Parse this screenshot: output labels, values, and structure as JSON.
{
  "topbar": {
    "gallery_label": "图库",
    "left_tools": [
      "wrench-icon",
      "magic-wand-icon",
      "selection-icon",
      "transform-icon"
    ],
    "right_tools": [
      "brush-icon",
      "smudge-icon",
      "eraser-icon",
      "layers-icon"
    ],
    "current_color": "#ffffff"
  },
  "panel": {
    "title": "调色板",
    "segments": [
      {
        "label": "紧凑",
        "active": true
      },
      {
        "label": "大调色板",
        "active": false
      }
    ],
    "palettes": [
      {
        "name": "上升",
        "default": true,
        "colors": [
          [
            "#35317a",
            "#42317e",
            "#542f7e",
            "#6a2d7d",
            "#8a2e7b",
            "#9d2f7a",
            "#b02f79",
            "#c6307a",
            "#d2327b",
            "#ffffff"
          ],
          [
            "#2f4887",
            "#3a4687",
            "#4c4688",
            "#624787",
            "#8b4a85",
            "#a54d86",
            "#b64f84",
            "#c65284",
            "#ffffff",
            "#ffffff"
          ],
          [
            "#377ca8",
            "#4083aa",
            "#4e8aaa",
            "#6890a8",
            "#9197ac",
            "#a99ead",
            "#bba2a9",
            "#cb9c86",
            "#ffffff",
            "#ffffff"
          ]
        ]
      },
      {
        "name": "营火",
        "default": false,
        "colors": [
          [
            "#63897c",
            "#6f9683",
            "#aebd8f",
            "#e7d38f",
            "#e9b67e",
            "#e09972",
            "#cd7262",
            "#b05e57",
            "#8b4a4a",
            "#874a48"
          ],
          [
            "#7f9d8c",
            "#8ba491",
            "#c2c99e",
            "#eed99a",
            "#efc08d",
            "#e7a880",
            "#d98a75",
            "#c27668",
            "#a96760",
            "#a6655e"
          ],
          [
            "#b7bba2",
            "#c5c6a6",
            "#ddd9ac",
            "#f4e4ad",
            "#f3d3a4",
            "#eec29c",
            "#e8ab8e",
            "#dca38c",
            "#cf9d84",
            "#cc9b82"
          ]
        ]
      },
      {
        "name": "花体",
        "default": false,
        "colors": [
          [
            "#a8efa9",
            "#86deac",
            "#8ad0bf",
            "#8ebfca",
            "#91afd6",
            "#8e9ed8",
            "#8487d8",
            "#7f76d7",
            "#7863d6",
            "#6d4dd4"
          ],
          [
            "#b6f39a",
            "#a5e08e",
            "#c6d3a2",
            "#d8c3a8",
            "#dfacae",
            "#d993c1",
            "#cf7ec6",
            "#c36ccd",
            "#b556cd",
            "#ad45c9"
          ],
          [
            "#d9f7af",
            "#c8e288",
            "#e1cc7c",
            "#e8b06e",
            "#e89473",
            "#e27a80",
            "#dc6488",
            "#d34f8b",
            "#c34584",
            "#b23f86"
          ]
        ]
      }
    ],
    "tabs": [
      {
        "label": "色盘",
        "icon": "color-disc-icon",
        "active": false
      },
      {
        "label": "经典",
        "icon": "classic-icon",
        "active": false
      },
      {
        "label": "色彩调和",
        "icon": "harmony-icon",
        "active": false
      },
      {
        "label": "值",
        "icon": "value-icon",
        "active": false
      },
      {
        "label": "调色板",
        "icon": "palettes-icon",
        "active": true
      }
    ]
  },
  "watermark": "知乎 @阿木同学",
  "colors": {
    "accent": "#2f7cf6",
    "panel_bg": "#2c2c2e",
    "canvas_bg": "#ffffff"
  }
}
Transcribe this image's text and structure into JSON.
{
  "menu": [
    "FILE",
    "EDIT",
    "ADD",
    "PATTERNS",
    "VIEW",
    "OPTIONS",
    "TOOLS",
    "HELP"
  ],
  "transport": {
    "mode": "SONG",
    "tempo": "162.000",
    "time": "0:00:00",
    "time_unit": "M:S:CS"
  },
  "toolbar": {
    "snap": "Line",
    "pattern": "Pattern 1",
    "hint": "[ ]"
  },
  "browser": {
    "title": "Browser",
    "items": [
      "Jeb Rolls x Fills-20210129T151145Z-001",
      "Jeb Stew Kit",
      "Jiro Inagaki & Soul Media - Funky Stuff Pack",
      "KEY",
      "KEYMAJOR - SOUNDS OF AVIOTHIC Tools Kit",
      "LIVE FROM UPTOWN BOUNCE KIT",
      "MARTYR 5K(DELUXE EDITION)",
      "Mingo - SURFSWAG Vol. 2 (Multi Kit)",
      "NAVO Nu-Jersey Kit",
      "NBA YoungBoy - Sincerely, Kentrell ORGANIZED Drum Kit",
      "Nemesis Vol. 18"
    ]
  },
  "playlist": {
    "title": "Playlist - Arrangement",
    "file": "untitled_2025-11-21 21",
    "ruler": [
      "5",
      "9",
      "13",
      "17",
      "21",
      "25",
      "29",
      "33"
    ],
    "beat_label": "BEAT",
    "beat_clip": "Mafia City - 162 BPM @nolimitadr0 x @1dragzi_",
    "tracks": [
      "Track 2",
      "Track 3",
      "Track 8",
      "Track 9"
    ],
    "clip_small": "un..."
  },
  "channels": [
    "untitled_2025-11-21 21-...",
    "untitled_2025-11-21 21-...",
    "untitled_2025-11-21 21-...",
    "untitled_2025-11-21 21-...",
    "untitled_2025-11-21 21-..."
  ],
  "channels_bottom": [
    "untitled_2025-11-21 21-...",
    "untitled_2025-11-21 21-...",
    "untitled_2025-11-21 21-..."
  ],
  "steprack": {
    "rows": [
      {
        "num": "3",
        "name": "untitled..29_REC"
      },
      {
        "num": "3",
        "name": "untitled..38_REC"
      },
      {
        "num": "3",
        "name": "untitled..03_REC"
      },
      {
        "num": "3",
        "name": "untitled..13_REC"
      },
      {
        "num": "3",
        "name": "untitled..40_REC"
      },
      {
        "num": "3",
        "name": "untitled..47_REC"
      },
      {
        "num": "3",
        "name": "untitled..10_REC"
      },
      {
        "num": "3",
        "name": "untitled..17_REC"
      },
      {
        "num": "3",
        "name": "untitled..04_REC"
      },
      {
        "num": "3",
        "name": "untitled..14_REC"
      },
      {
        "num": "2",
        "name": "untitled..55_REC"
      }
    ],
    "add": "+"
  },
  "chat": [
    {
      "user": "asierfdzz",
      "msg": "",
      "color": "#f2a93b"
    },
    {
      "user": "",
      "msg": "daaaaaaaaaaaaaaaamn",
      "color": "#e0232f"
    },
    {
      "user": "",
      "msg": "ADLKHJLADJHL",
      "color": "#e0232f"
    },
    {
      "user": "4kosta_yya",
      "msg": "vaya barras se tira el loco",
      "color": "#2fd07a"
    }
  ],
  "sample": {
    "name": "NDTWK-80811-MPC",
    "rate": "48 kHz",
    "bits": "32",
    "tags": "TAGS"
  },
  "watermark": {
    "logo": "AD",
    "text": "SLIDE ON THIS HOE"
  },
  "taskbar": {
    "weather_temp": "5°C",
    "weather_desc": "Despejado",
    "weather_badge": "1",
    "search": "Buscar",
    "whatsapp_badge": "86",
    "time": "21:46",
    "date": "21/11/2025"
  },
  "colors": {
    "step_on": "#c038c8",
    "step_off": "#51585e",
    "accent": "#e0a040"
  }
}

--- Job ---
All of the lines above must be returned exactly.

--- Exercise output ---
Parse this screenshot: output labels, values, and structure as JSON.
{
  "topbar": {
    "gallery_label": "图库",
    "left_tools": [
      "wrench-icon",
      "magic-wand-icon",
      "selection-icon",
      "transform-icon"
    ],
    "right_tools": [
      "brush-icon",
      "smudge-icon",
      "eraser-icon",
      "layers-icon"
    ],
    "current_color": "#ffffff"
  },
  "panel": {
    "title": "调色板",
    "segments": [
      {
        "label": "紧凑",
        "active": true
      },
      {
        "label": "大调色板",
        "active": false
      }
    ],
    "palettes": [
      {
        "name": "上升",
        "default": true,
        "colors": [
          [
            "#35317a",
            "#42317e",
            "#542f7e",
            "#6a2d7d",
            "#8a2e7b",
            "#9d2f7a",
            "#b02f79",
            "#c6307a",
            "#d2327b",
            "#ffffff"
          ],
          [
            "#2f4887",
            "#3a4687",
            "#4c4688",
            "#624787",
            "#8b4a85",
            "#a54d86",
            "#b64f84",
            "#c65284",
            "#ffffff",
            "#ffffff"
          ],
          [
            "#377ca8",
            "#4083aa",
            "#4e8aaa",
            "#6890a8",
            "#9197ac",
            "#a99ead",
            "#bba2a9",
            "#cb9c86",
            "#ffffff",
            "#ffffff"
          ]
        ]
      },
      {
        "name": "营火",
        "default": false,
        "colors": [
          [
            "#63897c",
            "#6f9683",
            "#aebd8f",
            "#e7d38f",
            "#e9b67e",
            "#e09972",
            "#cd7262",
            "#b05e57",
            "#8b4a4a",
            "#874a48"
          ],
          [
            "#7f9d8c",
            "#8ba491",
            "#c2c99e",
            "#eed99a",
            "#efc08d",
            "#e7a880",
            "#d98a75",
            "#c27668",
            "#a96760",
            "#a6655e"
          ],
          [
            "#b7bba2",
            "#c5c6a6",
            "#ddd9ac",
            "#f4e4ad",
            "#f3d3a4",
            "#eec29c",
            "#e8ab8e",
            "#dca38c",
            "#cf9d84",
            "#cc9b82"
          ]
        ]
      },
      {
        "name": "花体",
        "default": false,
        "colors": [
          [
            "#a8efa9",
            "#86deac",
            "#8ad0bf",
            "#8ebfca",
            "#91afd6",
            "#8e9ed8",
            "#8487d8",
            "#7f76d7",
            "#7863d6",
            "#6d4dd4"
          ],
          [
            "#b6f39a",
            "#a5e08e",
            "#c6d3a2",
            "#d8c3a8",
            "#dfacae",
            "#d993c1",
            "#cf7ec6",
            "#c36ccd",
            "#b556cd",
            "#ad45c9"
          ],
          [
            "#d9f7af",
            "#c8e288",
            "#e1cc7c",
            "#e8b06e",
            "#e89473",
            "#e27a80",
            "#dc6488",
            "#d34f8b",
            "#c34584",
            "#b23f86"
          ]
        ]
      }
    ],
    "tabs": [
      {
        "label": "色盘",
        "icon": "color-disc-icon",
        "active": false
      },
      {
        "label": "经典",
        "icon": "classic-icon",
        "active": false
      },
      {
        "label": "色彩调和",
        "icon": "harmony-icon",
        "active": false
      },
      {
        "label": "值",
        "icon": "value-icon",
        "active": false
      },
      {
        "label": "调色板",
        "icon": "palettes-icon",
        "active": true
      }
    ]
  },
  "watermark": "知乎 @阿木同学",
  "colors": {
    "accent": "#2f7cf6",
    "panel_bg": "#2c2c2e",
    "canvas_bg": "#ffffff"
  }
}
Transcribe this image's text and structure into JSON.
{
  "menu": [
    "FILE",
    "EDIT",
    "ADD",
    "PATTERNS",
    "VIEW",
    "OPTIONS",
    "TOOLS",
    "HELP"
  ],
  "transport": {
    "mode": "SONG",
    "tempo": "162.000",
    "time": "0:00:00",
    "time_unit": "M:S:CS"
  },
  "toolbar": {
    "snap": "Line",
    "pattern": "Pattern 1",
    "hint": "[ ]"
  },
  "browser": {
    "title": "Browser",
    "items": [
      "Jeb Rolls x Fills-20210129T151145Z-001",
      "Jeb Stew Kit",
      "Jiro Inagaki & Soul Media - Funky Stuff Pack",
      "KEY",
      "KEYMAJOR - SOUNDS OF AVIOTHIC Tools Kit",
      "LIVE FROM UPTOWN BOUNCE KIT",
      "MARTYR 5K(DELUXE EDITION)",
      "Mingo - SURFSWAG Vol. 2 (Multi Kit)",
      "NAVO Nu-Jersey Kit",
      "NBA YoungBoy - Sincerely, Kentrell ORGANIZED Drum Kit",
      "Nemesis Vol. 18"
    ]
  },
  "playlist": {
    "title": "Playlist - Arrangement",
    "file": "untitled_2025-11-21 21",
    "ruler": [
      "5",
      "9",
      "13",
      "17",
      "21",
      "25",
      "29",
      "33"
    ],
    "beat_label": "BEAT",
    "beat_clip": "Mafia City - 162 BPM @nolimitadr0 x @1dragzi_",
    "tracks": [
      "Track 2",
      "Track 3",
      "Track 8",
      "Track 9"
    ],
    "clip_small": "un..."
  },
  "channels": [
    "untitled_2025-11-21 21-...",
    "untitled_2025-11-21 21-...",
    "untitled_2025-11-21 21-...",
    "untitled_2025-11-21 21-...",
    "untitled_2025-11-21 21-..."
  ],
  "channels_bottom": [
    "untitled_2025-11-21 21-...",
    "untitled_2025-11-21 21-...",
    "untitled_2025-11-21 21-..."
  ],
  "steprack": {
    "rows": [
      {
        "num": "3",
        "name": "untitled..29_REC"
      },
      {
        "num": "3",
        "name": "untitled..38_REC"
      },
      {
        "num": "3",
        "name": "untitled..03_REC"
      },
      {
        "num": "3",
        "name": "untitled..13_REC"
      },
      {
        "num": "3",
        "name": "untitled..40_REC"
      },
      {
        "num": "3",
        "name": "untitled..47_REC"
      },
      {
        "num": "3",
        "name": "untitled..10_REC"
      },
      {
        "num": "3",
        "name": "untitled..17_REC"
      },
      {
        "num": "3",
        "name": "untitled..04_REC"
      },
      {
        "num": "3",
        "name": "untitled..14_REC"
      },
      {
        "num": "2",
        "name": "untitled..55_REC"
      }
    ],
    "add": "+"
  },
  "chat": [
    {
      "user": "asierfdzz",
      "msg": "",
      "color": "#f2a93b"
    },
    {
      "user": "",
      "msg": "daaaaaaaaaaaaaaaamn",
      "color": "#e0232f"
    },
    {
      "user": "",
      "msg": "ADLKHJLADJHL",
      "color": "#e0232f"
    },
    {
      "user": "4kosta_yya",
      "msg": "vaya barras se tira el loco",
      "color": "#2fd07a"
    }
  ],
  "sample": {
    "name": "NDTWK-80811-MPC",
    "rate": "48 kHz",
    "bits": "32",
    "tags": "TAGS"
  },
  "watermark": {
    "logo": "AD",
    "text": "SLIDE ON THIS HOE"
  },
  "taskbar": {
    "weather_temp": "5°C",
    "weather_desc": "Despejado",
    "weather_badge": "1",
    "search": "Buscar",
    "whatsapp_badge": "86",
    "time": "21:46",
    "date": "21/11/2025"
  },
  "colors": {
    "step_on": "#c038c8",
    "step_off": "#51585e",
    "accent": "#e0a040"
  }
}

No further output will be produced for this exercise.